* [Supplied records]:
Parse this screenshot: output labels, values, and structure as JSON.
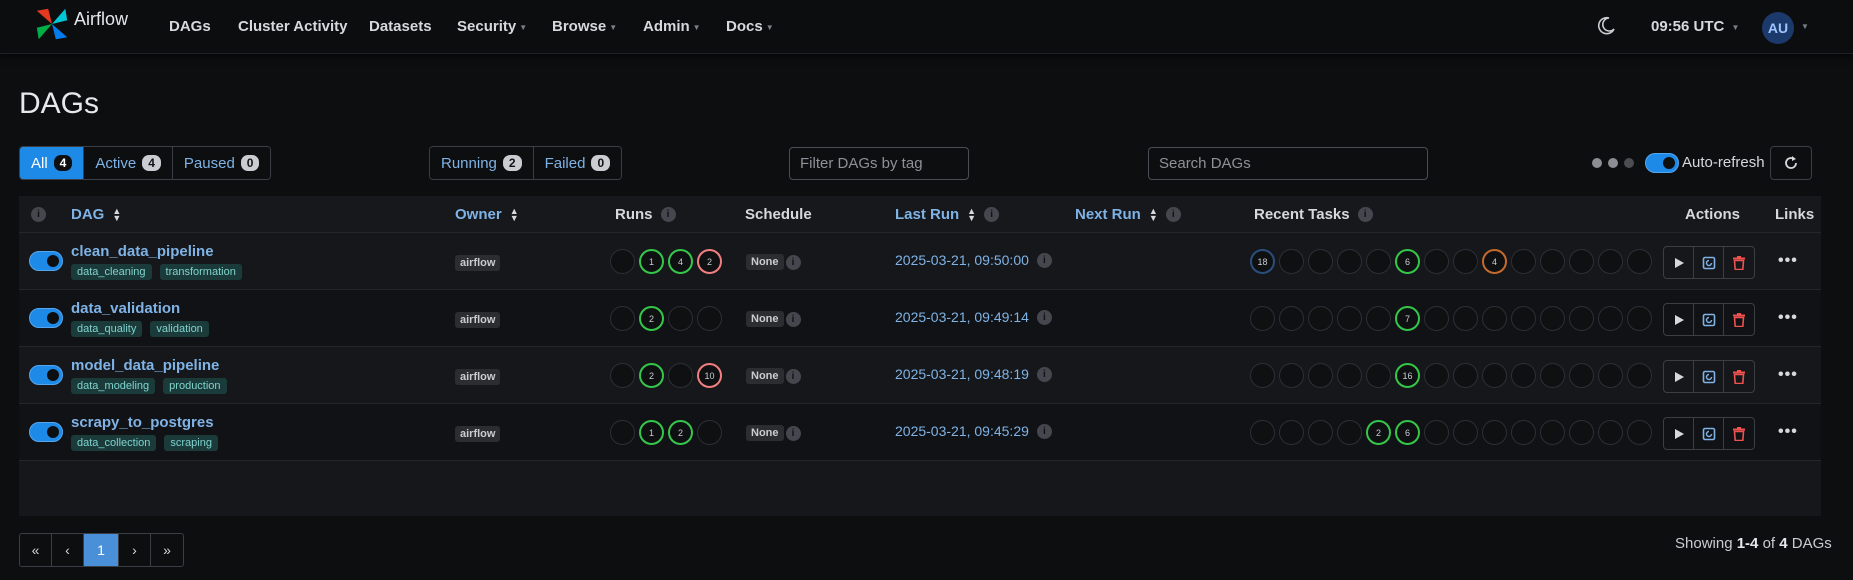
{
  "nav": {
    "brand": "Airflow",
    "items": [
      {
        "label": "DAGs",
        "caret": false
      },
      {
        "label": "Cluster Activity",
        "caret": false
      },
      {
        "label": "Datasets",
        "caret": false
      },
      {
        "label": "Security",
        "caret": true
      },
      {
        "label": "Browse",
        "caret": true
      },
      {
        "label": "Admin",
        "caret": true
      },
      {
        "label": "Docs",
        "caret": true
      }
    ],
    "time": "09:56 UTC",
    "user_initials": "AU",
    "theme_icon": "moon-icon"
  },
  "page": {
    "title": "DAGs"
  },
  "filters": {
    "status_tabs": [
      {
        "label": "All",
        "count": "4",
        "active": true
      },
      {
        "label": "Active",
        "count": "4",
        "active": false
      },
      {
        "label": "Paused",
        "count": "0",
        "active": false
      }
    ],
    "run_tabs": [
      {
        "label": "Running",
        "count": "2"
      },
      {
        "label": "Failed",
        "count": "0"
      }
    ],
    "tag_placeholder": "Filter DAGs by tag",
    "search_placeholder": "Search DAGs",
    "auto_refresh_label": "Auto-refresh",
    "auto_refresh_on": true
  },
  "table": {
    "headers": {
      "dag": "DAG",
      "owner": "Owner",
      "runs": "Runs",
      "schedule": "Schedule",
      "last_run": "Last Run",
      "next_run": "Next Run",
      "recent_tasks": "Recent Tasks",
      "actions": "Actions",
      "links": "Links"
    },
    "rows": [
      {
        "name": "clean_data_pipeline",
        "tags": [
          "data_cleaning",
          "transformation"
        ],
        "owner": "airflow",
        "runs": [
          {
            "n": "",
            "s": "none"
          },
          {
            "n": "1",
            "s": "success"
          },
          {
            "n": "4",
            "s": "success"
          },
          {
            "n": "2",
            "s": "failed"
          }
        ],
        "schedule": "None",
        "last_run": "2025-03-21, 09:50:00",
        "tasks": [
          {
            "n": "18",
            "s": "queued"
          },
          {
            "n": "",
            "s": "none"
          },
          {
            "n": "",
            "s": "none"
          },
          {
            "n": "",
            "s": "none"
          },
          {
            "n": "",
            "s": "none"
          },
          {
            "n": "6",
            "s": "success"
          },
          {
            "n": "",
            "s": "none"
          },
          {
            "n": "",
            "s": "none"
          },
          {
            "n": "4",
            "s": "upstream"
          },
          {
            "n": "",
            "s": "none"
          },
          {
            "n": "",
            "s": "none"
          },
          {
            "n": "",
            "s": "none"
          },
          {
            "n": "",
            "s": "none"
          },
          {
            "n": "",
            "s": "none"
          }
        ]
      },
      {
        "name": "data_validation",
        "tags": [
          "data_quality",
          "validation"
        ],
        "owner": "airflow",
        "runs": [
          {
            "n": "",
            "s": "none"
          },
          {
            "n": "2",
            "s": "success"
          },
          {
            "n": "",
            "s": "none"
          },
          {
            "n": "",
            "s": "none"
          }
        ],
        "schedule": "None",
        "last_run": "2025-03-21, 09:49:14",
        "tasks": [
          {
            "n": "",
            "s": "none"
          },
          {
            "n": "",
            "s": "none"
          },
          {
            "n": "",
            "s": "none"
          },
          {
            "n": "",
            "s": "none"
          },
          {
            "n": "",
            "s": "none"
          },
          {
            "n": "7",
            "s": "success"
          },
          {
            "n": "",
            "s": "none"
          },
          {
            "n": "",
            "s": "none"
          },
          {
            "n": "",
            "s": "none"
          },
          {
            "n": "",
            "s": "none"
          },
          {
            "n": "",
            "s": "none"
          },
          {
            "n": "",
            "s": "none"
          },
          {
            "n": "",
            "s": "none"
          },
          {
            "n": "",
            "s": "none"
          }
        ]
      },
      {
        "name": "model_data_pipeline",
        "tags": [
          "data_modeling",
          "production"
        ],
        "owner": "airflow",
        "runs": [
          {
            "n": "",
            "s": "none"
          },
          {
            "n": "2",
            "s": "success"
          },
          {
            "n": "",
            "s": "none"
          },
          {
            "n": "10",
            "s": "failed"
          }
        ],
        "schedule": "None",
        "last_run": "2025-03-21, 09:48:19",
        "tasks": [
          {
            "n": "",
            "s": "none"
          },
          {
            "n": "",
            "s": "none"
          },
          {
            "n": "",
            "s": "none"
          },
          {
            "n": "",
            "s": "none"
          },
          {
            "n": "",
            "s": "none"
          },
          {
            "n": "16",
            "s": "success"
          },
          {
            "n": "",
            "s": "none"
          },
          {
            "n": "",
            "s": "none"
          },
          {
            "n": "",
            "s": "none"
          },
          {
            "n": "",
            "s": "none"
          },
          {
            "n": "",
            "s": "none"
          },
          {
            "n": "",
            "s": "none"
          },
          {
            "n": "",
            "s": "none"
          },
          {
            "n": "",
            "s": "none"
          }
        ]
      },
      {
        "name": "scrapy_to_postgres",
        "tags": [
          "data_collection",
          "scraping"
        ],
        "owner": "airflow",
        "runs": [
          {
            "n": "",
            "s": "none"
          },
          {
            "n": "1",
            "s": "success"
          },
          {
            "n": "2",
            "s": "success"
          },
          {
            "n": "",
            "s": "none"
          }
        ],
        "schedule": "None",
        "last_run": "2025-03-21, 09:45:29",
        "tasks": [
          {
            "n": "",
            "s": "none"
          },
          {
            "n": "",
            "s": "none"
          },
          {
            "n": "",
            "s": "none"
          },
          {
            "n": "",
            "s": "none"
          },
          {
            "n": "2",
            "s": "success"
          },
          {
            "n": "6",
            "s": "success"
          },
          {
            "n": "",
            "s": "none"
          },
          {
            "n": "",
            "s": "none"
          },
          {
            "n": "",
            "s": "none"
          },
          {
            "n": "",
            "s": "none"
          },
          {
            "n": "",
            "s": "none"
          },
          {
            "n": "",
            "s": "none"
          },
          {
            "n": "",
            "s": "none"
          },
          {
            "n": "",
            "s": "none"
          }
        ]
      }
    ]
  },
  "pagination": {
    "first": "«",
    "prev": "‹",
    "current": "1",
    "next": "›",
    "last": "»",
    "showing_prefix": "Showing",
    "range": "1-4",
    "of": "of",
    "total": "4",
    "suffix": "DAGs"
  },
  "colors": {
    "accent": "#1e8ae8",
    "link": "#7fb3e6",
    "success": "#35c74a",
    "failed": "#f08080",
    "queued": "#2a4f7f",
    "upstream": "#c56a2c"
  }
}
...
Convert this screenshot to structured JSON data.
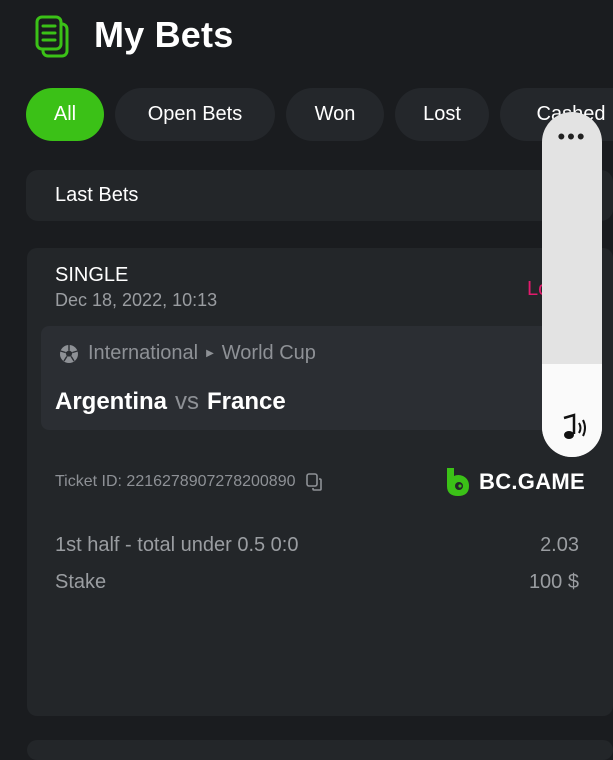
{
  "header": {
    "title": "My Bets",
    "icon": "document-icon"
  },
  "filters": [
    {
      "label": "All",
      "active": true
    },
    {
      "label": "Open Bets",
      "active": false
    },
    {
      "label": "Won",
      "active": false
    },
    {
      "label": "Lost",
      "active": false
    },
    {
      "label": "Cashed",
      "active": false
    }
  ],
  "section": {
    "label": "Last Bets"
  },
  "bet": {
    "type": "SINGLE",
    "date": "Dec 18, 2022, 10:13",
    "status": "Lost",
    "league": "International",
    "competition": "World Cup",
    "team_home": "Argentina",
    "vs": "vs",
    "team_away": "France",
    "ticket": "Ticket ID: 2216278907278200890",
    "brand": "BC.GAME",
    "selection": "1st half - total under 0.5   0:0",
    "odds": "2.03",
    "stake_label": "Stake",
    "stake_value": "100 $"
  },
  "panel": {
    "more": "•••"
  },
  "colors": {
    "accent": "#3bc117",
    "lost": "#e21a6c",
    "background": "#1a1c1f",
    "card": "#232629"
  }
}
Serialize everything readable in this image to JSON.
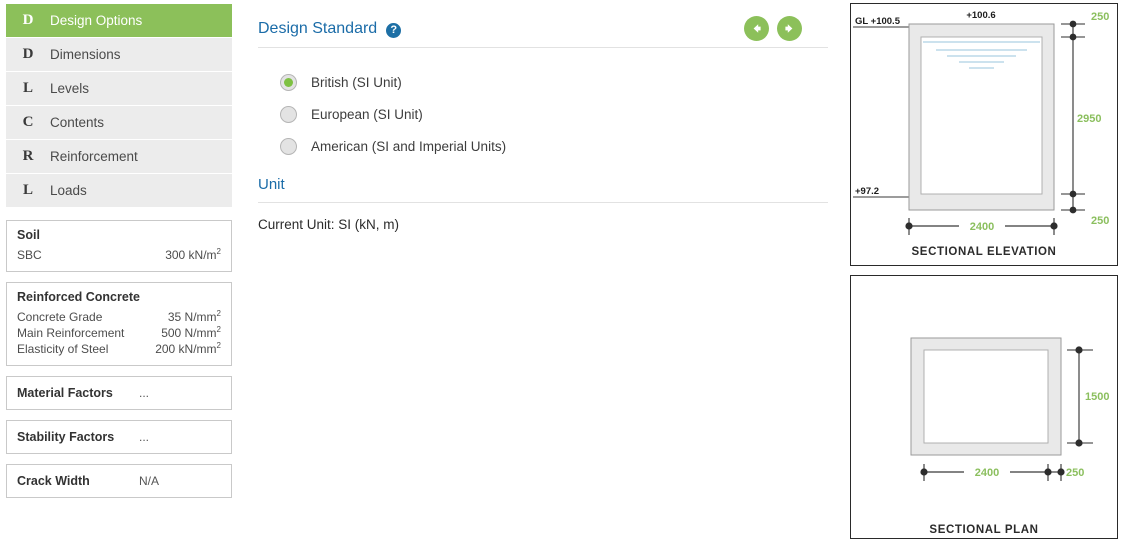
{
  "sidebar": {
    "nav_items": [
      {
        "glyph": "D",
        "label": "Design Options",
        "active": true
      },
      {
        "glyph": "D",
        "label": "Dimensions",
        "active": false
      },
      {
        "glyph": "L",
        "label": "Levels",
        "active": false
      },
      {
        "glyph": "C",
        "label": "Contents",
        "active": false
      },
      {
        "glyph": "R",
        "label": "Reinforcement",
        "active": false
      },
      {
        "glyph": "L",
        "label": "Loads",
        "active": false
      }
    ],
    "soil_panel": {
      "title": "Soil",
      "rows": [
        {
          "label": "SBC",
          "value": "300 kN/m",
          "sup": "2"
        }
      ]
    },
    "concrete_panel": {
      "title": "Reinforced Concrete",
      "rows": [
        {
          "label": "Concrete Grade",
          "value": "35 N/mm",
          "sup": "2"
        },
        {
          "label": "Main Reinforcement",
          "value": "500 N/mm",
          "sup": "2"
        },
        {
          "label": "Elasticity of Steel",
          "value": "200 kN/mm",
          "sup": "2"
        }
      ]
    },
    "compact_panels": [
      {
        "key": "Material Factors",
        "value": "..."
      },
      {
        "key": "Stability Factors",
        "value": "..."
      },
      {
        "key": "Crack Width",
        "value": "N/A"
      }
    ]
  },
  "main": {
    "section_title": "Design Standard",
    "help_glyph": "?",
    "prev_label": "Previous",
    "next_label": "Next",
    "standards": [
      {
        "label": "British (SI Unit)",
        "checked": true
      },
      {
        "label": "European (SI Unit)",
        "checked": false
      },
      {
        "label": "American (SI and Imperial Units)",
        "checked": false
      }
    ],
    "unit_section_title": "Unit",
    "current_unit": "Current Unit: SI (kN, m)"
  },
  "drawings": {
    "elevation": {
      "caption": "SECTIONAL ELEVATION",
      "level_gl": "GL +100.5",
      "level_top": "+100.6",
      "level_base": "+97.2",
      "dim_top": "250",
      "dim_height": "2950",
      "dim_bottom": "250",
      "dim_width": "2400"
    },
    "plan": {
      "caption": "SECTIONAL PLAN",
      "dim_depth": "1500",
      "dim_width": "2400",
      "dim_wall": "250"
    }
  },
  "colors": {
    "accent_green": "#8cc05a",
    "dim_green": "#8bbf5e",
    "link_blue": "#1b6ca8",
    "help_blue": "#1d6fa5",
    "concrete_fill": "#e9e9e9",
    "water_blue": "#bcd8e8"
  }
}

* [Your objective]: Gather up, from the records above, each line where the word "caption" appears.

* [Full solution]:
      "caption": "SECTIONAL ELEVATION",
      "caption": "SECTIONAL PLAN",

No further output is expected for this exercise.